--- START OF Raw data ---

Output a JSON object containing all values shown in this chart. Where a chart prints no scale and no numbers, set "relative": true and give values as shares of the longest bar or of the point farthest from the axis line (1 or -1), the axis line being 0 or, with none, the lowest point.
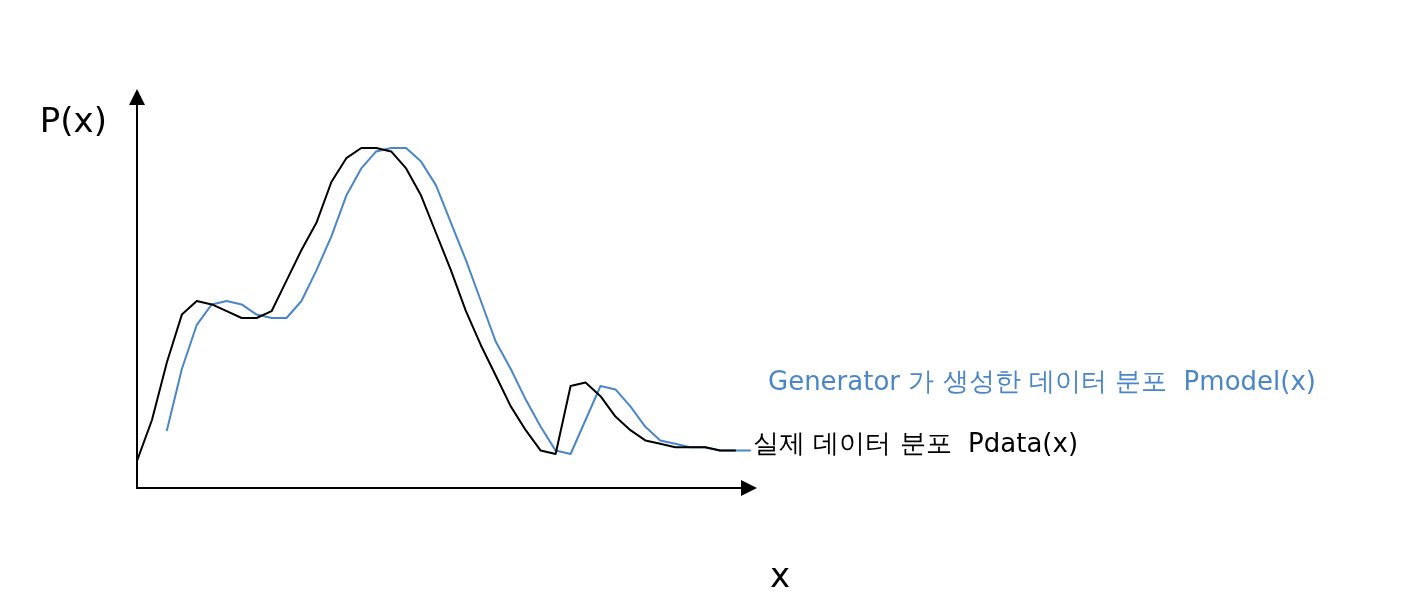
{
  "chart_data": {
    "type": "line",
    "relative": true,
    "ylabel": "P(x)",
    "xlabel": "x",
    "grid": false,
    "legend": false,
    "marker": "none",
    "line_style": "solid",
    "categories": [
      null,
      null,
      null,
      null,
      null,
      null,
      null,
      null,
      null,
      null,
      null,
      null,
      null,
      null,
      null,
      null,
      null,
      null,
      null,
      null,
      null,
      null,
      null,
      null,
      null,
      null,
      null,
      null,
      null,
      null,
      null,
      null,
      null,
      null,
      null,
      null,
      null,
      null,
      null,
      null,
      null,
      null
    ],
    "series": [
      {
        "name": "Generator 가 생성한 데이터 분포  Pmodel(x)",
        "color": "#4a86c8",
        "values": [
          null,
          null,
          0.17,
          0.35,
          0.48,
          0.54,
          0.55,
          0.54,
          0.51,
          0.5,
          0.5,
          0.55,
          0.64,
          0.74,
          0.86,
          0.94,
          0.99,
          1.0,
          1.0,
          0.96,
          0.89,
          0.78,
          0.67,
          0.55,
          0.43,
          0.35,
          0.26,
          0.18,
          0.11,
          0.1,
          0.2,
          0.3,
          0.29,
          0.24,
          0.18,
          0.14,
          0.13,
          0.12,
          0.12,
          0.11,
          0.11,
          0.11
        ]
      },
      {
        "name": "실제 데이터 분포  Pdata(x)",
        "color": "#000000",
        "values": [
          0.08,
          0.2,
          0.37,
          0.51,
          0.55,
          0.54,
          0.52,
          0.5,
          0.5,
          0.52,
          0.61,
          0.7,
          0.78,
          0.9,
          0.97,
          1.0,
          1.0,
          0.99,
          0.94,
          0.86,
          0.75,
          0.64,
          0.52,
          0.42,
          0.33,
          0.24,
          0.17,
          0.11,
          0.1,
          0.3,
          0.31,
          0.27,
          0.21,
          0.17,
          0.14,
          0.13,
          0.12,
          0.12,
          0.12,
          0.11,
          0.11,
          null
        ]
      }
    ]
  }
}
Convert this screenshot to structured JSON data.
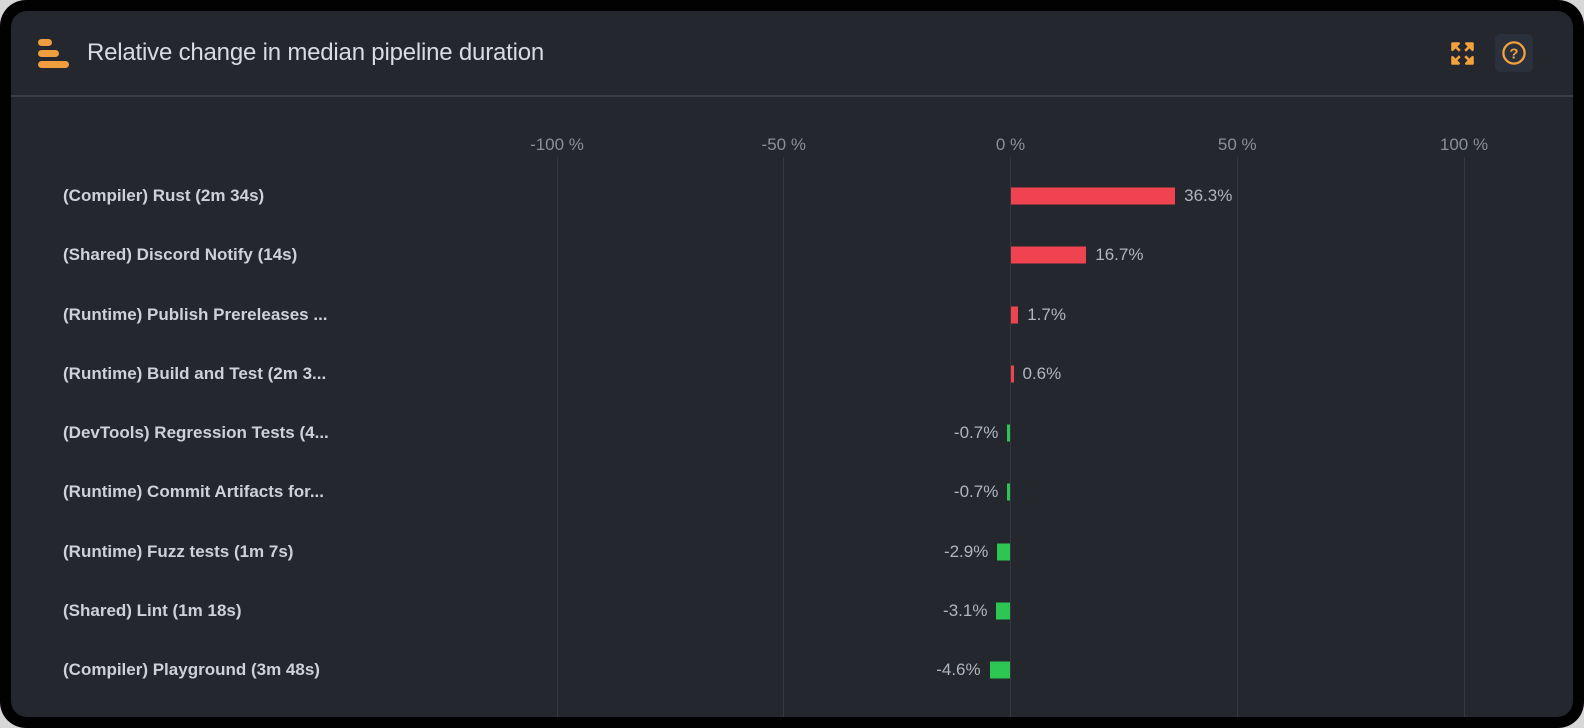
{
  "panel": {
    "title": "Relative change in median pipeline duration",
    "header_icons": {
      "logo": "bar-chart-logo",
      "expand": "expand-fullscreen",
      "help": "help-question"
    },
    "accent_orange": "#f2a13c"
  },
  "chart_data": {
    "type": "bar",
    "orientation": "horizontal",
    "title": "Relative change in median pipeline duration",
    "categories": [
      "(Compiler) Rust (2m 34s)",
      "(Shared) Discord Notify (14s)",
      "(Runtime) Publish Prereleases ...",
      "(Runtime) Build and Test (2m 3...",
      "(DevTools) Regression Tests (4...",
      "(Runtime) Commit Artifacts for...",
      "(Runtime) Fuzz tests (1m 7s)",
      "(Shared) Lint (1m 18s)",
      "(Compiler) Playground (3m 48s)"
    ],
    "values": [
      36.3,
      16.7,
      1.7,
      0.6,
      -0.7,
      -0.7,
      -2.9,
      -3.1,
      -4.6
    ],
    "value_labels": [
      "36.3%",
      "16.7%",
      "1.7%",
      "0.6%",
      "-0.7%",
      "-0.7%",
      "-2.9%",
      "-3.1%",
      "-4.6%"
    ],
    "x_axis": {
      "tick_values": [
        -100,
        -50,
        0,
        50,
        100
      ],
      "tick_labels": [
        "-100 %",
        "-50 %",
        "0 %",
        "50 %",
        "100 %"
      ],
      "range": [
        -100,
        100
      ],
      "unit": "%"
    },
    "colors": {
      "positive": "#ef4350",
      "negative": "#2ec653"
    },
    "grid": true,
    "legend": false
  }
}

--- END OF Raw data ---

_Task directions_.
Pick out all the lines with the word "Shared" in them and copy them.

_Worked solution_.
      "(Shared) Discord Notify (14s)",
      "(Shared) Lint (1m 18s)",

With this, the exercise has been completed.